## WORK REQUIRED
Find every line in the records below that holds the word "time", and copy each one.

## EXCERPTED RECORDS

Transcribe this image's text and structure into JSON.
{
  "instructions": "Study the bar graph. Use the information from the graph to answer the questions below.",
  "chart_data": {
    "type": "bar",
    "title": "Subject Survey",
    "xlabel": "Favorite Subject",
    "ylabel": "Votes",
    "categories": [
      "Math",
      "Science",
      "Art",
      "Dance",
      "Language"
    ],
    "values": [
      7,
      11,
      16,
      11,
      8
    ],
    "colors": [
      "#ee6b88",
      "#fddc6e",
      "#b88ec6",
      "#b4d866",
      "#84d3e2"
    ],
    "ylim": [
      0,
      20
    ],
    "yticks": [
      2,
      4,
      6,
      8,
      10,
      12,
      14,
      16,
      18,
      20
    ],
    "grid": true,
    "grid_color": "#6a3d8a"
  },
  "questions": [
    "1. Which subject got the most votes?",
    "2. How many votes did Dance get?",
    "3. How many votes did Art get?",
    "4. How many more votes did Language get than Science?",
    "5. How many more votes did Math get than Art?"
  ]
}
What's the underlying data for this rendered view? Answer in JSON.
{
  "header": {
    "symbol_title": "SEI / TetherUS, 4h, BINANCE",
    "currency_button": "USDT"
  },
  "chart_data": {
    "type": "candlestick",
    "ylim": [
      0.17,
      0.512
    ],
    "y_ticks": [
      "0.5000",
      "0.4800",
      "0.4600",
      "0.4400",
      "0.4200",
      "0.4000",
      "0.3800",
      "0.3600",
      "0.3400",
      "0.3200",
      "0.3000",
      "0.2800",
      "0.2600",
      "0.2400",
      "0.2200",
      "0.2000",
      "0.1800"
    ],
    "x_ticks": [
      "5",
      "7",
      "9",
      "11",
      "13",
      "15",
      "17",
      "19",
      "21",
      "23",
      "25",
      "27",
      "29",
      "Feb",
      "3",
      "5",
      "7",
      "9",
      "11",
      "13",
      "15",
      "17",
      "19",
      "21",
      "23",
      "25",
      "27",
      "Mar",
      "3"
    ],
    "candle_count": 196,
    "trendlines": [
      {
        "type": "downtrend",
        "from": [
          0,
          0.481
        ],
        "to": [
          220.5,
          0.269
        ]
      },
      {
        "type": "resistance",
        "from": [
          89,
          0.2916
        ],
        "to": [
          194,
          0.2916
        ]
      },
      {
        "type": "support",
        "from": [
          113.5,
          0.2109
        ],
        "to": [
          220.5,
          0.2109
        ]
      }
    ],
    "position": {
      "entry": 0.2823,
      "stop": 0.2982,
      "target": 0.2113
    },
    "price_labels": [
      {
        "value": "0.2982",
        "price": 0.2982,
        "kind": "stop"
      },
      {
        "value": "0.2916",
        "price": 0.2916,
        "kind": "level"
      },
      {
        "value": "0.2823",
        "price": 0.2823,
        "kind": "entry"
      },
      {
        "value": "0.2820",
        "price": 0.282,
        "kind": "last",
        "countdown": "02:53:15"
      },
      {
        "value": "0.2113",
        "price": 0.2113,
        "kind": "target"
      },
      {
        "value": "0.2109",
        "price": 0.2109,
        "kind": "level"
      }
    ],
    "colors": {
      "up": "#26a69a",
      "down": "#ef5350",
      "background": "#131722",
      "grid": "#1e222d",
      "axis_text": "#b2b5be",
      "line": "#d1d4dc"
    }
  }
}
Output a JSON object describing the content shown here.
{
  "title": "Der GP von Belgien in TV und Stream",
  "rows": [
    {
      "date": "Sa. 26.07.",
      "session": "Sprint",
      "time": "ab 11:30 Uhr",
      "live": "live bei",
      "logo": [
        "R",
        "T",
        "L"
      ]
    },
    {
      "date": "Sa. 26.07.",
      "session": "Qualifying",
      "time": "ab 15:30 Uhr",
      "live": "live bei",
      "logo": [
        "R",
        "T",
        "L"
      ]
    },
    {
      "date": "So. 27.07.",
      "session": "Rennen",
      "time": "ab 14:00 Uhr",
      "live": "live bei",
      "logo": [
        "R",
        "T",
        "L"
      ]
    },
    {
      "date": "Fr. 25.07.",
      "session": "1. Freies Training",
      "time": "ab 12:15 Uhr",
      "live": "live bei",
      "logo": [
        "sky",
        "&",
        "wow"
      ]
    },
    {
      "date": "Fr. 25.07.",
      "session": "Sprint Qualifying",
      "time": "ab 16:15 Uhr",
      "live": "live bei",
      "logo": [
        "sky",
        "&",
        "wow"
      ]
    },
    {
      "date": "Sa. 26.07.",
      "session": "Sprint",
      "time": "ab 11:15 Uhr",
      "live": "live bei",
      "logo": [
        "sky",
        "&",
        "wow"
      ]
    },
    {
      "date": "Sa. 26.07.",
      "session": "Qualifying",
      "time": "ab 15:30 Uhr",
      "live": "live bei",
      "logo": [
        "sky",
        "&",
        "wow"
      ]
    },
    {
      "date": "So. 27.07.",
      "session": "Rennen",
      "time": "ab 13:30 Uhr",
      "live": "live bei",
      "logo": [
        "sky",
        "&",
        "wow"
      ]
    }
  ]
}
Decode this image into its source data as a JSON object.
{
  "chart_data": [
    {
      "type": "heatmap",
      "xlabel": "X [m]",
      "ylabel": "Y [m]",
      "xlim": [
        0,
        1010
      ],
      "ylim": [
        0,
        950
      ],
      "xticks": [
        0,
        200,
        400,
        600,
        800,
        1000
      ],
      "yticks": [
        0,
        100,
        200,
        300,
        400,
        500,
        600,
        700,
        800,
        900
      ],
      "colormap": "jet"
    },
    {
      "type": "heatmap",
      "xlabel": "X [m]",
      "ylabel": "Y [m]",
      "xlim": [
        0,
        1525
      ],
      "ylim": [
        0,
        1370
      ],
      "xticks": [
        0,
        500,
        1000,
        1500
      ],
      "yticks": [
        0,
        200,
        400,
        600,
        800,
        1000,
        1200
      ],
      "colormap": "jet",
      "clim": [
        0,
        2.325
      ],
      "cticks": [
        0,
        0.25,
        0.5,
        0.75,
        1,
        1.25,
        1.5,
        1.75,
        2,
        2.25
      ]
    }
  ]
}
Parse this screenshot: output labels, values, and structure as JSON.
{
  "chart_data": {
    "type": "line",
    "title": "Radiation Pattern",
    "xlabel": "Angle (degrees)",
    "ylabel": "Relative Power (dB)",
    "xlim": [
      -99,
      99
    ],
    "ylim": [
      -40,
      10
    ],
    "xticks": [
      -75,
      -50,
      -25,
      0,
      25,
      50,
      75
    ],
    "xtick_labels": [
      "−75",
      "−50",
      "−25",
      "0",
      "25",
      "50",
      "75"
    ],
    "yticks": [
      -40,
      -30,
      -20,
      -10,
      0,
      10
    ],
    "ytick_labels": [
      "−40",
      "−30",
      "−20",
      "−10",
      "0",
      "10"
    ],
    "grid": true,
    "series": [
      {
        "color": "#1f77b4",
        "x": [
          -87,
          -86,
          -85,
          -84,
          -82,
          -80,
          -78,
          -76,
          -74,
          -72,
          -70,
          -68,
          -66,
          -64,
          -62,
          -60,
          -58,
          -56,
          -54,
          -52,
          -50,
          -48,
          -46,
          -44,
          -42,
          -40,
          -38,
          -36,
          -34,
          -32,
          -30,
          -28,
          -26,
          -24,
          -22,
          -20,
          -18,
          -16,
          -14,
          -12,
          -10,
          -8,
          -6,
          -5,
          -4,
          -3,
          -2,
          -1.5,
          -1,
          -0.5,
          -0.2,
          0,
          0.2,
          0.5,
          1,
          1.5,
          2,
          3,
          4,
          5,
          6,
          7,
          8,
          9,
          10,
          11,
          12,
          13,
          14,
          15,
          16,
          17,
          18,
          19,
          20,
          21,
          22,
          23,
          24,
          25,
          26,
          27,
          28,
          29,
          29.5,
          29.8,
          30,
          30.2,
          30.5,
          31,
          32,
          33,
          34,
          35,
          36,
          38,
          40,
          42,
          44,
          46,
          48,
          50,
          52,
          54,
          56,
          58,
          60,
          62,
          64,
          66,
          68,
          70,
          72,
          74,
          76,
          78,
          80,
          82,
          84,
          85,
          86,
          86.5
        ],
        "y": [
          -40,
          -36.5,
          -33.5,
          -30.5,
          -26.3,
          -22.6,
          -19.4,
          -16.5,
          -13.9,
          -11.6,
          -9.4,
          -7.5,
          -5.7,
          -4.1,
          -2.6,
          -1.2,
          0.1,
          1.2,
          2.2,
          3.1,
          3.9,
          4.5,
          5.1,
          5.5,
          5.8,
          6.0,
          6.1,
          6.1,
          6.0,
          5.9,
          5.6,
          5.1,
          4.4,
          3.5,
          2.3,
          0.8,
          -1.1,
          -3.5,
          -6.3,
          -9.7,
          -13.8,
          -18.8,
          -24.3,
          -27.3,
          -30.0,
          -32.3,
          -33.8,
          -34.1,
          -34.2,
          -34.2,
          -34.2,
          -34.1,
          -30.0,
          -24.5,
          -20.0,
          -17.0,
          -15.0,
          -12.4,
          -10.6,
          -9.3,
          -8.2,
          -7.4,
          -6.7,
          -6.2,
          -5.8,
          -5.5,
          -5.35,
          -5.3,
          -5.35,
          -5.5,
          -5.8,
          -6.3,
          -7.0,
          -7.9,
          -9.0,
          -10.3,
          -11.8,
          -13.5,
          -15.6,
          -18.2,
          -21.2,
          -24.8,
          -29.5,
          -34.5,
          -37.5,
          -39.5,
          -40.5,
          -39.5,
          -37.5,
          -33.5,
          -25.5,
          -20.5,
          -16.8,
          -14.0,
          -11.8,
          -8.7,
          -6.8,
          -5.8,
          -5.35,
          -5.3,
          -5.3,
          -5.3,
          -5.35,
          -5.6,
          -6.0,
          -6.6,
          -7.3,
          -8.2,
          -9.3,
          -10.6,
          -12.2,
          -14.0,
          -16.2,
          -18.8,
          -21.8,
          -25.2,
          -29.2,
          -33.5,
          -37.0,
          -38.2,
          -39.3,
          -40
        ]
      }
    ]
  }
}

## THE SOLUTION
      "time": "ab 11:30 Uhr",
      "time": "ab 15:30 Uhr",
      "time": "ab 14:00 Uhr",
      "time": "ab 12:15 Uhr",
      "time": "ab 16:15 Uhr",
      "time": "ab 11:15 Uhr",
      "time": "ab 15:30 Uhr",
      "time": "ab 13:30 Uhr",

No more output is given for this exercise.